Repeat all the material exactly; pictures stay out of your copy.
======== Data shown
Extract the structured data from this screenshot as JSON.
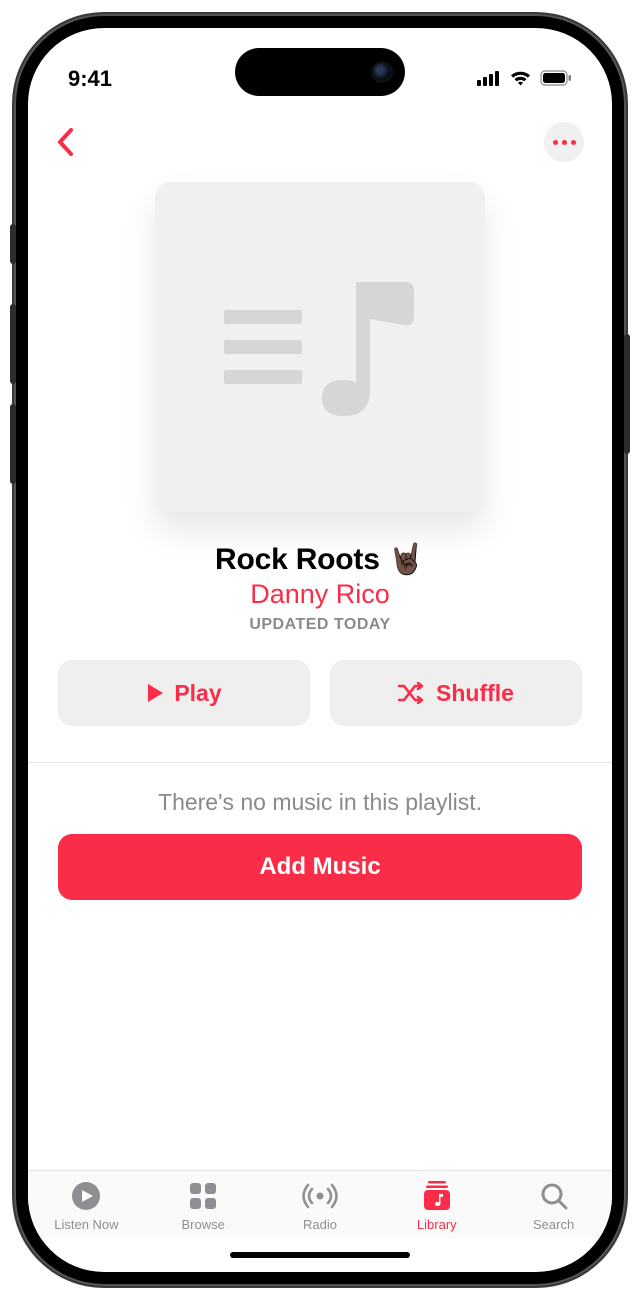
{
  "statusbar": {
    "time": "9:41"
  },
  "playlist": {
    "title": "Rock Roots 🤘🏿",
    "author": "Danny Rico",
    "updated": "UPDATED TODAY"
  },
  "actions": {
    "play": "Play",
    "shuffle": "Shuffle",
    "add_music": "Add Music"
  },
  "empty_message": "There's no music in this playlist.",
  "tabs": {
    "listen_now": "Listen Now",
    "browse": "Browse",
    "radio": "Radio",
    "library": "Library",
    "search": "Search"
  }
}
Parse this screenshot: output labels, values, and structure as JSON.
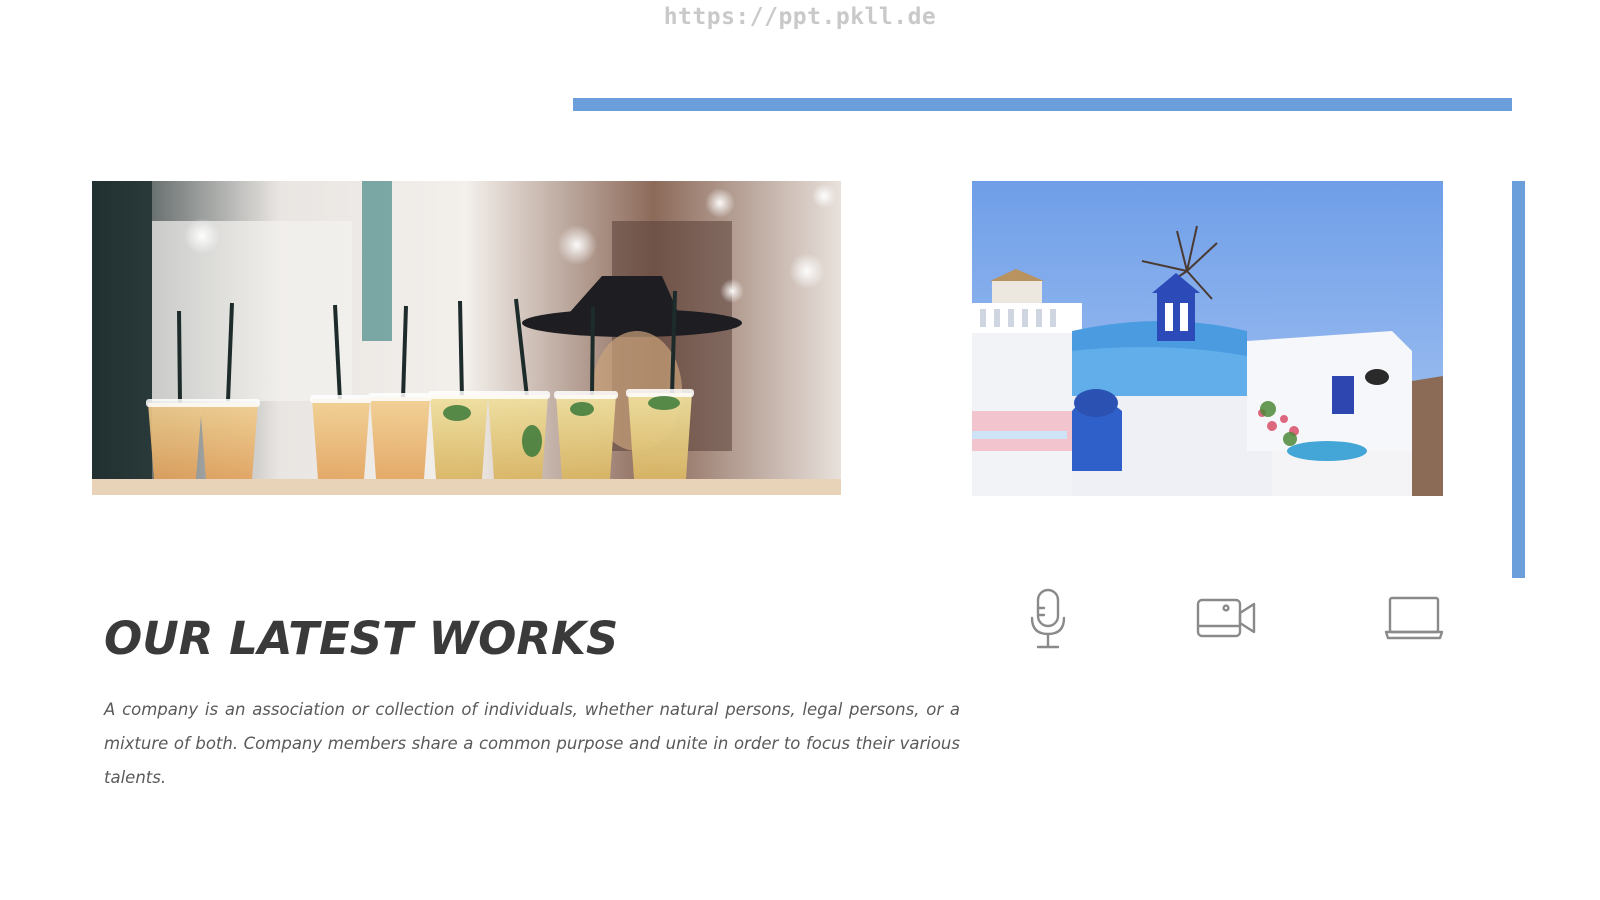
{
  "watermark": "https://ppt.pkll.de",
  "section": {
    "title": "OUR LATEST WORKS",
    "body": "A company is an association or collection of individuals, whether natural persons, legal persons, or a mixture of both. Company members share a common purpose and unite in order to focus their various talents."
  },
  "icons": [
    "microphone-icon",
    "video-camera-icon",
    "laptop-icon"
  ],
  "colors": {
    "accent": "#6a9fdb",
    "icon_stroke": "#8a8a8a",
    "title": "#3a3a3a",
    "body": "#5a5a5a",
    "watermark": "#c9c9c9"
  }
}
================
Finished answer:
Extract the structured data from this screenshot as JSON.
{
  "statusbar": {
    "time": "9:41"
  },
  "playlist": {
    "title": "Rock Roots 🤘🏿",
    "author": "Danny Rico",
    "updated": "UPDATED TODAY"
  },
  "actions": {
    "play": "Play",
    "shuffle": "Shuffle",
    "add_music": "Add Music"
  },
  "empty_message": "There's no music in this playlist.",
  "tabs": {
    "listen_now": "Listen Now",
    "browse": "Browse",
    "radio": "Radio",
    "library": "Library",
    "search": "Search"
  }
}
Parse this screenshot: output labels, values, and structure as JSON.
{
  "watermark": "https://ppt.pkll.de",
  "section": {
    "title": "OUR LATEST WORKS",
    "body": "A company is an association or collection of individuals, whether natural persons, legal persons, or a mixture of both. Company members share a common purpose and unite in order to focus their various talents."
  },
  "icons": [
    "microphone-icon",
    "video-camera-icon",
    "laptop-icon"
  ],
  "colors": {
    "accent": "#6a9fdb",
    "icon_stroke": "#8a8a8a",
    "title": "#3a3a3a",
    "body": "#5a5a5a",
    "watermark": "#c9c9c9"
  }
}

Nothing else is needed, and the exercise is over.